■ Task to carry out
Restate all of the data exactly.

(Dataset listings of figures)
::::::
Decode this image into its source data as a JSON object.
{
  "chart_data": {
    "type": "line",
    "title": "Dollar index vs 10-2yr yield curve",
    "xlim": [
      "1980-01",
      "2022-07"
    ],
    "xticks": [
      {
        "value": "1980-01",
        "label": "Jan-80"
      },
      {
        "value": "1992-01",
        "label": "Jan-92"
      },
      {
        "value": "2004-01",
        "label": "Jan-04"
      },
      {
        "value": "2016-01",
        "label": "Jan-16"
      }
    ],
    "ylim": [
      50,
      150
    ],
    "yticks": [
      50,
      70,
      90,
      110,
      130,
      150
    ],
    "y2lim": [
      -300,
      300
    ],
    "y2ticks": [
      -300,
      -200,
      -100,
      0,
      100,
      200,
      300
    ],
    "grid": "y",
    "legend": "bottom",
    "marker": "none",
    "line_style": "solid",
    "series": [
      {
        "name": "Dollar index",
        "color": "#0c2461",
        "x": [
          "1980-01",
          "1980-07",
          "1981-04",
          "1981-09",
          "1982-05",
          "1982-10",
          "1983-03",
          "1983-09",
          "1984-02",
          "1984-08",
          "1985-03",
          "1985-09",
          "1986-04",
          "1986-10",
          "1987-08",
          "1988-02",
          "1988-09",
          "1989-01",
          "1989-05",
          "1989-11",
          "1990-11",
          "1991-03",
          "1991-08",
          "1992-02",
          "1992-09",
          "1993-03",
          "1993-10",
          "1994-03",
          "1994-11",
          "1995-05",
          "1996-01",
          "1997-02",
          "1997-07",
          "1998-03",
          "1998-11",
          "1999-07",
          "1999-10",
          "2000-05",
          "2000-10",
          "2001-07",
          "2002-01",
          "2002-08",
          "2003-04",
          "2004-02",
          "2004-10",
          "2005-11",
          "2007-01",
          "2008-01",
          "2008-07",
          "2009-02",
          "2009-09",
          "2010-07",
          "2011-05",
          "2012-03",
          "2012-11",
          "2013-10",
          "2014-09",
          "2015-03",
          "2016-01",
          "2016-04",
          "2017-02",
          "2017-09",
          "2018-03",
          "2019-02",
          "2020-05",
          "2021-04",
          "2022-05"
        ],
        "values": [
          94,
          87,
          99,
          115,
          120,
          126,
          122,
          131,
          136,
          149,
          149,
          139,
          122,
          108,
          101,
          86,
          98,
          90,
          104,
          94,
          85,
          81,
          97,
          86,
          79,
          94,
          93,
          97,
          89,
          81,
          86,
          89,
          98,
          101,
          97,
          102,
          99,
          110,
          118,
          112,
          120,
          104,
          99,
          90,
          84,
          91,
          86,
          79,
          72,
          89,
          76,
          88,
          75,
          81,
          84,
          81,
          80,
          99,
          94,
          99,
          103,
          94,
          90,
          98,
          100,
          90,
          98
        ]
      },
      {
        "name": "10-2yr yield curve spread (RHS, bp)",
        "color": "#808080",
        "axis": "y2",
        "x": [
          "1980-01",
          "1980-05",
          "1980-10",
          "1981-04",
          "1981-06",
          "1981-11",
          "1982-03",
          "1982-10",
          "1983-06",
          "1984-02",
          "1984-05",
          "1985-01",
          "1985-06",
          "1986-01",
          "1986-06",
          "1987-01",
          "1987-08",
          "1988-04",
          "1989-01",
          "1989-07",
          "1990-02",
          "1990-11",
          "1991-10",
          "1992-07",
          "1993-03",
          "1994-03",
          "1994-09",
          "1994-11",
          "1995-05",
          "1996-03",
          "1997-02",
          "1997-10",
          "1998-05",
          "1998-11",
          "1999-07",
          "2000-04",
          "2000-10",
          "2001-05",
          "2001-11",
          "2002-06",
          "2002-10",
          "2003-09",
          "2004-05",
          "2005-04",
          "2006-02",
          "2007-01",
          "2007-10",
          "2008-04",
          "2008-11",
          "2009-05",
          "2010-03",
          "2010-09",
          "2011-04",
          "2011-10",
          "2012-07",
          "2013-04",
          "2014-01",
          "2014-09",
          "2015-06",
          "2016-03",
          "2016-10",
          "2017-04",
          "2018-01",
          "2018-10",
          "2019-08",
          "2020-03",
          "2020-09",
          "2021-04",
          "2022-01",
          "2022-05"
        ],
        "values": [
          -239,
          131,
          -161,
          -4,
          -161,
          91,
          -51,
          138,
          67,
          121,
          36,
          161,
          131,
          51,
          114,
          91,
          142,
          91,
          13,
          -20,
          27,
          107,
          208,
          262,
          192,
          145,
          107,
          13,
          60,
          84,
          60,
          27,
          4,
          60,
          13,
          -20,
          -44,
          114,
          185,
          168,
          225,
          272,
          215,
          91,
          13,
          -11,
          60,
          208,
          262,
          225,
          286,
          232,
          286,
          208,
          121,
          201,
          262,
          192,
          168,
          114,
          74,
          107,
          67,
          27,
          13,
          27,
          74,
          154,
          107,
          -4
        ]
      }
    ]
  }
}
::::::
■ Result of this exercise
Decode this image into its source data as a JSON object.
{
  "chart_data": {
    "type": "line",
    "title": "Dollar index vs 10-2yr yield curve",
    "xlim": [
      "1980-01",
      "2022-07"
    ],
    "xticks": [
      {
        "value": "1980-01",
        "label": "Jan-80"
      },
      {
        "value": "1992-01",
        "label": "Jan-92"
      },
      {
        "value": "2004-01",
        "label": "Jan-04"
      },
      {
        "value": "2016-01",
        "label": "Jan-16"
      }
    ],
    "ylim": [
      50,
      150
    ],
    "yticks": [
      50,
      70,
      90,
      110,
      130,
      150
    ],
    "y2lim": [
      -300,
      300
    ],
    "y2ticks": [
      -300,
      -200,
      -100,
      0,
      100,
      200,
      300
    ],
    "grid": "y",
    "legend": "bottom",
    "marker": "none",
    "line_style": "solid",
    "series": [
      {
        "name": "Dollar index",
        "color": "#0c2461",
        "x": [
          "1980-01",
          "1980-07",
          "1981-04",
          "1981-09",
          "1982-05",
          "1982-10",
          "1983-03",
          "1983-09",
          "1984-02",
          "1984-08",
          "1985-03",
          "1985-09",
          "1986-04",
          "1986-10",
          "1987-08",
          "1988-02",
          "1988-09",
          "1989-01",
          "1989-05",
          "1989-11",
          "1990-11",
          "1991-03",
          "1991-08",
          "1992-02",
          "1992-09",
          "1993-03",
          "1993-10",
          "1994-03",
          "1994-11",
          "1995-05",
          "1996-01",
          "1997-02",
          "1997-07",
          "1998-03",
          "1998-11",
          "1999-07",
          "1999-10",
          "2000-05",
          "2000-10",
          "2001-07",
          "2002-01",
          "2002-08",
          "2003-04",
          "2004-02",
          "2004-10",
          "2005-11",
          "2007-01",
          "2008-01",
          "2008-07",
          "2009-02",
          "2009-09",
          "2010-07",
          "2011-05",
          "2012-03",
          "2012-11",
          "2013-10",
          "2014-09",
          "2015-03",
          "2016-01",
          "2016-04",
          "2017-02",
          "2017-09",
          "2018-03",
          "2019-02",
          "2020-05",
          "2021-04",
          "2022-05"
        ],
        "values": [
          94,
          87,
          99,
          115,
          120,
          126,
          122,
          131,
          136,
          149,
          149,
          139,
          122,
          108,
          101,
          86,
          98,
          90,
          104,
          94,
          85,
          81,
          97,
          86,
          79,
          94,
          93,
          97,
          89,
          81,
          86,
          89,
          98,
          101,
          97,
          102,
          99,
          110,
          118,
          112,
          120,
          104,
          99,
          90,
          84,
          91,
          86,
          79,
          72,
          89,
          76,
          88,
          75,
          81,
          84,
          81,
          80,
          99,
          94,
          99,
          103,
          94,
          90,
          98,
          100,
          90,
          98
        ]
      },
      {
        "name": "10-2yr yield curve spread (RHS, bp)",
        "color": "#808080",
        "axis": "y2",
        "x": [
          "1980-01",
          "1980-05",
          "1980-10",
          "1981-04",
          "1981-06",
          "1981-11",
          "1982-03",
          "1982-10",
          "1983-06",
          "1984-02",
          "1984-05",
          "1985-01",
          "1985-06",
          "1986-01",
          "1986-06",
          "1987-01",
          "1987-08",
          "1988-04",
          "1989-01",
          "1989-07",
          "1990-02",
          "1990-11",
          "1991-10",
          "1992-07",
          "1993-03",
          "1994-03",
          "1994-09",
          "1994-11",
          "1995-05",
          "1996-03",
          "1997-02",
          "1997-10",
          "1998-05",
          "1998-11",
          "1999-07",
          "2000-04",
          "2000-10",
          "2001-05",
          "2001-11",
          "2002-06",
          "2002-10",
          "2003-09",
          "2004-05",
          "2005-04",
          "2006-02",
          "2007-01",
          "2007-10",
          "2008-04",
          "2008-11",
          "2009-05",
          "2010-03",
          "2010-09",
          "2011-04",
          "2011-10",
          "2012-07",
          "2013-04",
          "2014-01",
          "2014-09",
          "2015-06",
          "2016-03",
          "2016-10",
          "2017-04",
          "2018-01",
          "2018-10",
          "2019-08",
          "2020-03",
          "2020-09",
          "2021-04",
          "2022-01",
          "2022-05"
        ],
        "values": [
          -239,
          131,
          -161,
          -4,
          -161,
          91,
          -51,
          138,
          67,
          121,
          36,
          161,
          131,
          51,
          114,
          91,
          142,
          91,
          13,
          -20,
          27,
          107,
          208,
          262,
          192,
          145,
          107,
          13,
          60,
          84,
          60,
          27,
          4,
          60,
          13,
          -20,
          -44,
          114,
          185,
          168,
          225,
          272,
          215,
          91,
          13,
          -11,
          60,
          208,
          262,
          225,
          286,
          232,
          286,
          208,
          121,
          201,
          262,
          192,
          168,
          114,
          74,
          107,
          67,
          27,
          13,
          27,
          74,
          154,
          107,
          -4
        ]
      }
    ]
  }
}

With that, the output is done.